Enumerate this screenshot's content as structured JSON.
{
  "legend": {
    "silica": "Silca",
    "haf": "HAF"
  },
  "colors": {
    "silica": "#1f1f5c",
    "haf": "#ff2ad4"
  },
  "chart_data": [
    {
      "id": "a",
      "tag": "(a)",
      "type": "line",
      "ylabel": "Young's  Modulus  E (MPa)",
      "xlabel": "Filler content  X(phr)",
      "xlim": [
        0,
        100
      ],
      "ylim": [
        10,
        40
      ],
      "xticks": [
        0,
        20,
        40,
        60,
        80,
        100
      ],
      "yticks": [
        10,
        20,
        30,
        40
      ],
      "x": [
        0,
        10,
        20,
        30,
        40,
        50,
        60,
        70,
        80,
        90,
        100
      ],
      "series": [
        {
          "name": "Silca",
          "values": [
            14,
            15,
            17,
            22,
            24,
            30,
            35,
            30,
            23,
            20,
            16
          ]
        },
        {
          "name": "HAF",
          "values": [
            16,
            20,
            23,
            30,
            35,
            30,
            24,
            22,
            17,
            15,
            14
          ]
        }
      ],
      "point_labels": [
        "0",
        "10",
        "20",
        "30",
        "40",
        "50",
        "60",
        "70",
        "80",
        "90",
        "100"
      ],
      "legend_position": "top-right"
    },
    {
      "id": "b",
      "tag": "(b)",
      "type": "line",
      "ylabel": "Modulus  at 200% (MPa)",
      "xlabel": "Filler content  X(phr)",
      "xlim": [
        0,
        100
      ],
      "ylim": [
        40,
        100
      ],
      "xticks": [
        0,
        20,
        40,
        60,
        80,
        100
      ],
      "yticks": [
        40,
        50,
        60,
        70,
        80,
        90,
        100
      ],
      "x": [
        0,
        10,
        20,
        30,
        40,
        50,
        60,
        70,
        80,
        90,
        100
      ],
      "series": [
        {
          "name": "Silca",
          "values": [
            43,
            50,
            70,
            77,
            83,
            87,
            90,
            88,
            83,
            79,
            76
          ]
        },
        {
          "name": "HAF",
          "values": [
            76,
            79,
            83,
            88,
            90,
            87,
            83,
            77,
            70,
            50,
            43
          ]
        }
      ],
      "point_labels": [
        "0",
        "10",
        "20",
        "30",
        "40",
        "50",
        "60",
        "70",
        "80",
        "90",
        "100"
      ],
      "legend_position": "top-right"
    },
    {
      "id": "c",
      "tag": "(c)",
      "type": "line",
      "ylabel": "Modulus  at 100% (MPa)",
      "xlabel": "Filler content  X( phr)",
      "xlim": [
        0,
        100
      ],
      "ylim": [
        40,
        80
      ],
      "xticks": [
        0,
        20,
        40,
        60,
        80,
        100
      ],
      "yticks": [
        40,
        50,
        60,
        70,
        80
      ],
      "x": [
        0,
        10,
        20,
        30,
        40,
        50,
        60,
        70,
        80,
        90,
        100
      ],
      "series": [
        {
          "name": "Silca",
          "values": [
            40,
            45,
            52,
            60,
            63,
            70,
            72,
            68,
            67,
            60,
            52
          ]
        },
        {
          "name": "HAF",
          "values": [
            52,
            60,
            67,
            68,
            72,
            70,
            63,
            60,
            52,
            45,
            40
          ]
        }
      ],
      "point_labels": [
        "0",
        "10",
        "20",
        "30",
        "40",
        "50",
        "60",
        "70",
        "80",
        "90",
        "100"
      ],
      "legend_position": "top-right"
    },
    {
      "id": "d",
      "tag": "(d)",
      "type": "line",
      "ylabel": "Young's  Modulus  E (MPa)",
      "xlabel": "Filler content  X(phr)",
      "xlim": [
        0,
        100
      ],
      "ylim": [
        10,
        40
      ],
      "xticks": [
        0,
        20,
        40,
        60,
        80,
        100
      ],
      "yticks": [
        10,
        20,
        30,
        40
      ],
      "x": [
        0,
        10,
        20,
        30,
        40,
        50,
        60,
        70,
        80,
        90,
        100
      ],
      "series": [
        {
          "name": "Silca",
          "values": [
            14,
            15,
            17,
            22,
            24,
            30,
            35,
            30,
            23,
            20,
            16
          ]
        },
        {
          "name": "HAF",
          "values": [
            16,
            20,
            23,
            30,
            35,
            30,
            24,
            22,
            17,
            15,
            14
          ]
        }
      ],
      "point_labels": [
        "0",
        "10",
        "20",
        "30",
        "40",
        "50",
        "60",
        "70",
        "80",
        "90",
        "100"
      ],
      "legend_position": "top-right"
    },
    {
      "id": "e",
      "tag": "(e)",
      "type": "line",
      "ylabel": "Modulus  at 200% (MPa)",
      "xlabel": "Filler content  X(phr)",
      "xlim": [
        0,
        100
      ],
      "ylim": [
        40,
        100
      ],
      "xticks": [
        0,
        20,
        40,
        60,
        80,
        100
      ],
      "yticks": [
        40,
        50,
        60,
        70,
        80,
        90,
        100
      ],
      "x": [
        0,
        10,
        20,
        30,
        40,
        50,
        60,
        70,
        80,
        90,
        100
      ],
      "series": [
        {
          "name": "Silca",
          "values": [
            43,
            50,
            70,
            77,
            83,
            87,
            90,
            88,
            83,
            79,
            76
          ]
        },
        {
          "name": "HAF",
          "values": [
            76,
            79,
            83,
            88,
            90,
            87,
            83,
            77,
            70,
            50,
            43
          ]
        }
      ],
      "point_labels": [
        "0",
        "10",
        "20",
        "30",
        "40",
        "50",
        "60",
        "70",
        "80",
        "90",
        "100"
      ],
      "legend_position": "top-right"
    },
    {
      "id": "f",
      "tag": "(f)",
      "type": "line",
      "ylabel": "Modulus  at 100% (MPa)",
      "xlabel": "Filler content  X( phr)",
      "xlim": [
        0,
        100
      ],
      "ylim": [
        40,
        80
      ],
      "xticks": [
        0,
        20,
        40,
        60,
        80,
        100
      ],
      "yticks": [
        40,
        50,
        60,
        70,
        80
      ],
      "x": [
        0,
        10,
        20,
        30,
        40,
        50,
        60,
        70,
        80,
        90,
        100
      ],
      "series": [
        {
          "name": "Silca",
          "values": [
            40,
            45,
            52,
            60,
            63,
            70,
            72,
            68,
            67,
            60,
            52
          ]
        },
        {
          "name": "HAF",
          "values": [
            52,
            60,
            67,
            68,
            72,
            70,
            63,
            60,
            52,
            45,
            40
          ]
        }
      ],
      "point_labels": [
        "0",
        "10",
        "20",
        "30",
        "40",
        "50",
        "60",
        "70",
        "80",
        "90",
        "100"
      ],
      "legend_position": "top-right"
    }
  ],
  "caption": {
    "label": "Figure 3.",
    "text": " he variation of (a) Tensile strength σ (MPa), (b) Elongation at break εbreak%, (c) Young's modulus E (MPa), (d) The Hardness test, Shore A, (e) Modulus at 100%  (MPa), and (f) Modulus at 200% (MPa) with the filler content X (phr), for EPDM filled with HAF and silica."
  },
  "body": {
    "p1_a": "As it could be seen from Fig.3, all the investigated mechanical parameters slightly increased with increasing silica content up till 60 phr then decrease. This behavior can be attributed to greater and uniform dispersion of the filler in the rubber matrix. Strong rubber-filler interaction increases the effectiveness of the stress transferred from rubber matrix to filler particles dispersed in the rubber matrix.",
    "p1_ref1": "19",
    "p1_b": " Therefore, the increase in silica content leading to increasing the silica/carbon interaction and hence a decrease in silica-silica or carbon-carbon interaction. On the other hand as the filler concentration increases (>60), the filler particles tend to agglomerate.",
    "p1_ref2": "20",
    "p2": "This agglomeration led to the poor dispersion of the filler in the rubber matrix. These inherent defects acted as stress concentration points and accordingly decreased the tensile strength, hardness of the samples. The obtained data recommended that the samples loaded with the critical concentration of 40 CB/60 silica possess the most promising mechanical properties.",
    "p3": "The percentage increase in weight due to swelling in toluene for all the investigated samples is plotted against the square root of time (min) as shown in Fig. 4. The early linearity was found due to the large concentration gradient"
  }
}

****************

• **Work instructions**:
Using the records above, say how many lines include the string "samples". Only the number is wanted.

• **Solution for this exercise**:
2